▶ Short problem 1
Write out the portion of the homily below from "Download the full" up to and including "at life differently.", reproducing it word for word.

Feast of Christ the King (Year C)
Launch of World Youth Day 2023

Homily

Most Rev Timothy Costelloe SDB
Archbishop of Perth

Sunday 20 November, 2022
St Mary’s Cathedral, Perth

Download the full text in PDF

As I mentioned at the beginning of Mass, we have gathered in the Cathedral to celebrate the Eucharist and mark the official opening of the World Youth Day experience for the Archdiocese of Perth.

I hope you feel excited because I certainly do. For many of you, the experience of World Youth Day, especially if you are able to travel to Portugal, could be a life-changing experience. I have been to three World Youth Days myself - Sydney, Brazil, and Poland - and I know that many people come home transformed. And for those who are not able to go, but who follow the events of World Youth Day on social media and in other ways that we might be able to organise here in the Archdiocese, you too may find yourselves looking at life differently.

What is it about World Youth Day that has this effect on so many people? For some it is the opportunity to travel overseas for the first time. For others it is the experience of being with other young people who are passionate about their faith. Often young people who still go to Mass and value their faith can feel lonely and isolated. For them it is a remarkable and exciting experience to be with hundreds of thousands, and perhaps even millions, of young people from all around the world for whom being catholic is not a burden but a joy.

In the end, however, I am convinced that the secret power of World Youth Day is the fact that it always ends up putting the Lord Jesus back at the heart of our understanding of what it means to be a Christian and especially a Christian in our Catholic tradition.

▶ Given information
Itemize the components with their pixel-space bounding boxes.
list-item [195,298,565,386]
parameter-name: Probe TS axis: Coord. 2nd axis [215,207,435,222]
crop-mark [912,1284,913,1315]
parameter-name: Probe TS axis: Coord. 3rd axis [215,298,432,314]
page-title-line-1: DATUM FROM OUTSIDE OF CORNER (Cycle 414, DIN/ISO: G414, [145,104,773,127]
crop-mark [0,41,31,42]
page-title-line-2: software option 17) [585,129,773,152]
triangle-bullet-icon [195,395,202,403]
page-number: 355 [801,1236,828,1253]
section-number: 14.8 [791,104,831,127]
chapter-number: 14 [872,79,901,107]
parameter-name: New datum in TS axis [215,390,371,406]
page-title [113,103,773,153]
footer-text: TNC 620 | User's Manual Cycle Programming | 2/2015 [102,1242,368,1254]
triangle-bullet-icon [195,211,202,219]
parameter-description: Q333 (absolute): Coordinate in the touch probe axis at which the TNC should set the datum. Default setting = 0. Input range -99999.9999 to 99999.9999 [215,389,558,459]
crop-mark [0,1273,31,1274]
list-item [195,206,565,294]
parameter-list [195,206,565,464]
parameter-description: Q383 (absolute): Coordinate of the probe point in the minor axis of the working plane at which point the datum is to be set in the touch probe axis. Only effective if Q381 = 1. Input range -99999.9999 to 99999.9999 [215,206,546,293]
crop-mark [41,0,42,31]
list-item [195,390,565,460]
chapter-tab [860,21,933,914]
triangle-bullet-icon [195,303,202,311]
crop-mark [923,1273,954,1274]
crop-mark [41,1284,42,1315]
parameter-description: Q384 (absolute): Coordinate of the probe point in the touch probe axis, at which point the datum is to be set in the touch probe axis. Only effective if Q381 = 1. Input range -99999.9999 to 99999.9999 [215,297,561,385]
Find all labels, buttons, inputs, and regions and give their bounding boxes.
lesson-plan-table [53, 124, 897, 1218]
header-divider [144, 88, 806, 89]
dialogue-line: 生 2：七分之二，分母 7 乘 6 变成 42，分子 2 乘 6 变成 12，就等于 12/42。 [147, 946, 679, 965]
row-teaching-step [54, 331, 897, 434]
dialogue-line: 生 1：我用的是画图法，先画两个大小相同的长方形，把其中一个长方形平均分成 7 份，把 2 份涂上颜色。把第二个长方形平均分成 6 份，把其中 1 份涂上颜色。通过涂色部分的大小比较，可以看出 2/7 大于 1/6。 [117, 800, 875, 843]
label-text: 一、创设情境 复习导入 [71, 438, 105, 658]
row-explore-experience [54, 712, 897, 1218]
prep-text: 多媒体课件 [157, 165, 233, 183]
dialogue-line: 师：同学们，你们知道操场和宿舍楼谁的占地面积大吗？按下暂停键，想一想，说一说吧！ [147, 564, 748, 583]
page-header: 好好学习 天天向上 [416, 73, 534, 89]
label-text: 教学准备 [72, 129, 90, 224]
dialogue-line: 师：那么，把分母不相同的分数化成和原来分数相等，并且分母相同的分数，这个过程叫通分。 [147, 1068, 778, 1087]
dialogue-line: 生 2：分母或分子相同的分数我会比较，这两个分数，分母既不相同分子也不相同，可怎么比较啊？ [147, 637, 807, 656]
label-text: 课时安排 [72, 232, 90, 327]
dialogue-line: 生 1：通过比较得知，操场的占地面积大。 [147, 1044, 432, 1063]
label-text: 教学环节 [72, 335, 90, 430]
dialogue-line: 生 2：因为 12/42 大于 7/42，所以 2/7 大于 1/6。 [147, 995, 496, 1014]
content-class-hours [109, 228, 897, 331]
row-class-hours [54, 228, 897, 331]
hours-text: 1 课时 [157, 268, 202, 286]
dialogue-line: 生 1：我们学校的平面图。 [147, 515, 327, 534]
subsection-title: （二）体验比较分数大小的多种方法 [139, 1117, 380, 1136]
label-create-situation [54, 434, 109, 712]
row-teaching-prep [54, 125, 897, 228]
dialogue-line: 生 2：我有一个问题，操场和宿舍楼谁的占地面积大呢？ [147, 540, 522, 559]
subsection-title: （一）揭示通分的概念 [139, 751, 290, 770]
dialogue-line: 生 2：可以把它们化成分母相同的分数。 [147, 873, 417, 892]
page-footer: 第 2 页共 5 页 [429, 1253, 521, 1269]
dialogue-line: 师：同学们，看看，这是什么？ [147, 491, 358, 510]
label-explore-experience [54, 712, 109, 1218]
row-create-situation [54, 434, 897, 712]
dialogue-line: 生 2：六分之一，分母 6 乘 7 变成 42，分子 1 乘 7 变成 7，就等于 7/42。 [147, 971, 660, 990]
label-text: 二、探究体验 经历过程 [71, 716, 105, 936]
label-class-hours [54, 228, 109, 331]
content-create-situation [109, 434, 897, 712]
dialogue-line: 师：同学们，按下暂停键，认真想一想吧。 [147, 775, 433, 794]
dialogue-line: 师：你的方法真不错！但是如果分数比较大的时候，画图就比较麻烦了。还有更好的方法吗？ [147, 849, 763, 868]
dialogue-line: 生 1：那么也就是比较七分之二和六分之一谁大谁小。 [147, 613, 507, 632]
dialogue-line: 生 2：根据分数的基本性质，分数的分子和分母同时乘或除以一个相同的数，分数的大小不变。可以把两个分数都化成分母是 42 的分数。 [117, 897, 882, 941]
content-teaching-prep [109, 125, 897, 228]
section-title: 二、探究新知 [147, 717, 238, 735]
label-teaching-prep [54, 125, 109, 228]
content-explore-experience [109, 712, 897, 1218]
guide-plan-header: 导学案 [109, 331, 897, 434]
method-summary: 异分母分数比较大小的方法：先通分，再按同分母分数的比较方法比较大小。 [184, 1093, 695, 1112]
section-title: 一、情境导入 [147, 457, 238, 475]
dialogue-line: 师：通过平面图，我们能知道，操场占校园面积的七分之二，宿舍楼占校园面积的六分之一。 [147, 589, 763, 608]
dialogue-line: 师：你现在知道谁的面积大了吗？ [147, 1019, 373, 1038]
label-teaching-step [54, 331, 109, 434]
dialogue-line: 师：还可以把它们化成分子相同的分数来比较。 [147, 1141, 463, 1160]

▶ Short problem 2
Lay out the lines of the records, from the first line of the records up to and including the line with "page-title-line-1: DATUM FROM", as a JSON list of strings with one string per line and blank lines omitted.

▶ Exercise output 1
Download the full text in PDF

As I mentioned at the beginning of Mass, we have gathered in the Cathedral to celebrate the Eucharist and mark the official opening of the World Youth Day experience for the Archdiocese of Perth.

I hope you feel excited because I certainly do. For many of you, the experience of World Youth Day, especially if you are able to travel to Portugal, could be a life-changing experience. I have been to three World Youth Days myself - Sydney, Brazil, and Poland - and I know that many people come home transformed. And for those who are not able to go, but who follow the events of World Youth Day on social media and in other ways that we might be able to organise here in the Archdiocese, you too may find yourselves looking at life differently.

▶ Exercise output 2
[
  "Itemize the components with their pixel-space bounding boxes.",
  "list-item [195,298,565,386]",
  "parameter-name: Probe TS axis: Coord. 2nd axis [215,207,435,222]",
  "crop-mark [912,1284,913,1315]",
  "parameter-name: Probe TS axis: Coord. 3rd axis [215,298,432,314]",
  "page-title-line-1: DATUM FROM OUTSIDE OF CORNER (Cycle 414, DIN/ISO: G414, [145,104,773,127]"
]